▶ **Problem to solve**
Copy the records below exactly as they are written.

(Dataset items)
»»

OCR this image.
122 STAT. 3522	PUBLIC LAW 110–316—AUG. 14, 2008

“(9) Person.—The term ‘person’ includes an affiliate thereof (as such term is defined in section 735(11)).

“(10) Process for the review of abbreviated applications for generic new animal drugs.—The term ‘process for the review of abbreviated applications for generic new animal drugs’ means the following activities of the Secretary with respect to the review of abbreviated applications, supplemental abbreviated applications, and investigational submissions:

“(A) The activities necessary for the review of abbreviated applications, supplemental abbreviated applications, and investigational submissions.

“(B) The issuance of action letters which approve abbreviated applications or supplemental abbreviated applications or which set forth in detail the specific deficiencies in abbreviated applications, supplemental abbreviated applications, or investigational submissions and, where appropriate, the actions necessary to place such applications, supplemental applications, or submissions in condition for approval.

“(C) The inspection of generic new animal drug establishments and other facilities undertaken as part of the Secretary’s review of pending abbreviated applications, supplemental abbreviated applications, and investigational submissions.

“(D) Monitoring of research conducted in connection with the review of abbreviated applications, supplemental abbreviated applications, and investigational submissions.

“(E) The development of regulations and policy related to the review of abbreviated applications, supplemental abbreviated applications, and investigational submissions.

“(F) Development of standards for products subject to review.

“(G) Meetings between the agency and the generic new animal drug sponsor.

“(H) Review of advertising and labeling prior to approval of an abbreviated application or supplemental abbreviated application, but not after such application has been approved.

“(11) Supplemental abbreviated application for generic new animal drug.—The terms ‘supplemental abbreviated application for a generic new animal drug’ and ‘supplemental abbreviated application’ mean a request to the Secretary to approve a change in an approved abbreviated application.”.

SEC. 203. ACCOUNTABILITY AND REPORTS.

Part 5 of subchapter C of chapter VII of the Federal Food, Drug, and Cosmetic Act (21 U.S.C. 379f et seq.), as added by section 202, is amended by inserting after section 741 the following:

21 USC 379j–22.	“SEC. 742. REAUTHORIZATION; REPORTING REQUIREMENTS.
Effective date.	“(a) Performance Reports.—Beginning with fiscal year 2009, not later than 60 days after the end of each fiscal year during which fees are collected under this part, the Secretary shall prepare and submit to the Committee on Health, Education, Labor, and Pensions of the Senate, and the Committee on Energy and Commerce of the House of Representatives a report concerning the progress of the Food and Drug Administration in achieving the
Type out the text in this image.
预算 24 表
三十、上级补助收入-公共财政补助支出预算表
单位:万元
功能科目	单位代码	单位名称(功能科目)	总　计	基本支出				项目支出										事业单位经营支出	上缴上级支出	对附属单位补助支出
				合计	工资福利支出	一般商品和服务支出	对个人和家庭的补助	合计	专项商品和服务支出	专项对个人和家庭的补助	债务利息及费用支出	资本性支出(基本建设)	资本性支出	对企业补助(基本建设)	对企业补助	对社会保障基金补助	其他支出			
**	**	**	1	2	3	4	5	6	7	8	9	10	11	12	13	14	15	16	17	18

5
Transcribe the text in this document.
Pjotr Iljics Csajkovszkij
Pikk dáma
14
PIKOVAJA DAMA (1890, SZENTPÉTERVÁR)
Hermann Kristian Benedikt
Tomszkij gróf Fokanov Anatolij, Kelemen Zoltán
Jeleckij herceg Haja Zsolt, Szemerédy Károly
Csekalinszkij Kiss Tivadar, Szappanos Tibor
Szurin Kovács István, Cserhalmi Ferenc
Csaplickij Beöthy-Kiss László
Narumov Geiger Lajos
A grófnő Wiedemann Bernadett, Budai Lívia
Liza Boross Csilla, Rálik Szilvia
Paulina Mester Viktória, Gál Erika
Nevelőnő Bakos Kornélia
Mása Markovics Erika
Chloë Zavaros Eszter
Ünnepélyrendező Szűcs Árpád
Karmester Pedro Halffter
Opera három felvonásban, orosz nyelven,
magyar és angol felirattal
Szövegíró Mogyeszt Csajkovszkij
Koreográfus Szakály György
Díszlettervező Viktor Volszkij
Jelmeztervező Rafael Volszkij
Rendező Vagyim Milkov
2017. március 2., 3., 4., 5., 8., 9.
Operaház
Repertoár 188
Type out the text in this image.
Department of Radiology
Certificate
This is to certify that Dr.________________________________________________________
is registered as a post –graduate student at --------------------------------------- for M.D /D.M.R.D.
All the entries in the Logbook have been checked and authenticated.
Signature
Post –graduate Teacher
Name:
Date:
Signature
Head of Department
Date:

««

▶ **Solution to the exercise**
OCR this image.
122 STAT. 3522	PUBLIC LAW 110–316—AUG. 14, 2008

“(9) Person.—The term ‘person’ includes an affiliate thereof (as such term is defined in section 735(11)).

“(10) Process for the review of abbreviated applications for generic new animal drugs.—The term ‘process for the review of abbreviated applications for generic new animal drugs’ means the following activities of the Secretary with respect to the review of abbreviated applications, supplemental abbreviated applications, and investigational submissions:

“(A) The activities necessary for the review of abbreviated applications, supplemental abbreviated applications, and investigational submissions.

“(B) The issuance of action letters which approve abbreviated applications or supplemental abbreviated applications or which set forth in detail the specific deficiencies in abbreviated applications, supplemental abbreviated applications, or investigational submissions and, where appropriate, the actions necessary to place such applications, supplemental applications, or submissions in condition for approval.

“(C) The inspection of generic new animal drug establishments and other facilities undertaken as part of the Secretary’s review of pending abbreviated applications, supplemental abbreviated applications, and investigational submissions.

“(D) Monitoring of research conducted in connection with the review of abbreviated applications, supplemental abbreviated applications, and investigational submissions.

“(E) The development of regulations and policy related to the review of abbreviated applications, supplemental abbreviated applications, and investigational submissions.

“(F) Development of standards for products subject to review.

“(G) Meetings between the agency and the generic new animal drug sponsor.

“(H) Review of advertising and labeling prior to approval of an abbreviated application or supplemental abbreviated application, but not after such application has been approved.

“(11) Supplemental abbreviated application for generic new animal drug.—The terms ‘supplemental abbreviated application for a generic new animal drug’ and ‘supplemental abbreviated application’ mean a request to the Secretary to approve a change in an approved abbreviated application.”.

SEC. 203. ACCOUNTABILITY AND REPORTS.

Part 5 of subchapter C of chapter VII of the Federal Food, Drug, and Cosmetic Act (21 U.S.C. 379f et seq.), as added by section 202, is amended by inserting after section 741 the following:

21 USC 379j–22.	“SEC. 742. REAUTHORIZATION; REPORTING REQUIREMENTS.
Effective date.	“(a) Performance Reports.—Beginning with fiscal year 2009, not later than 60 days after the end of each fiscal year during which fees are collected under this part, the Secretary shall prepare and submit to the Committee on Health, Education, Labor, and Pensions of the Senate, and the Committee on Energy and Commerce of the House of Representatives a report concerning the progress of the Food and Drug Administration in achieving the
Type out the text in this image.
预算 24 表
三十、上级补助收入-公共财政补助支出预算表
单位:万元
功能科目	单位代码	单位名称(功能科目)	总　计	基本支出				项目支出										事业单位经营支出	上缴上级支出	对附属单位补助支出
				合计	工资福利支出	一般商品和服务支出	对个人和家庭的补助	合计	专项商品和服务支出	专项对个人和家庭的补助	债务利息及费用支出	资本性支出(基本建设)	资本性支出	对企业补助(基本建设)	对企业补助	对社会保障基金补助	其他支出			
**	**	**	1	2	3	4	5	6	7	8	9	10	11	12	13	14	15	16	17	18

5
Transcribe the text in this document.
Pjotr Iljics Csajkovszkij
Pikk dáma
14
PIKOVAJA DAMA (1890, SZENTPÉTERVÁR)
Hermann Kristian Benedikt
Tomszkij gróf Fokanov Anatolij, Kelemen Zoltán
Jeleckij herceg Haja Zsolt, Szemerédy Károly
Csekalinszkij Kiss Tivadar, Szappanos Tibor
Szurin Kovács István, Cserhalmi Ferenc
Csaplickij Beöthy-Kiss László
Narumov Geiger Lajos
A grófnő Wiedemann Bernadett, Budai Lívia
Liza Boross Csilla, Rálik Szilvia
Paulina Mester Viktória, Gál Erika
Nevelőnő Bakos Kornélia
Mása Markovics Erika
Chloë Zavaros Eszter
Ünnepélyrendező Szűcs Árpád
Karmester Pedro Halffter
Opera három felvonásban, orosz nyelven,
magyar és angol felirattal
Szövegíró Mogyeszt Csajkovszkij
Koreográfus Szakály György
Díszlettervező Viktor Volszkij
Jelmeztervező Rafael Volszkij
Rendező Vagyim Milkov
2017. március 2., 3., 4., 5., 8., 9.
Operaház
Repertoár 188
Type out the text in this image.
Department of Radiology
Certificate
This is to certify that Dr.________________________________________________________
is registered as a post –graduate student at --------------------------------------- for M.D /D.M.R.D.
All the entries in the Logbook have been checked and authenticated.
Signature
Post –graduate Teacher
Name:
Date:
Signature
Head of Department
Date:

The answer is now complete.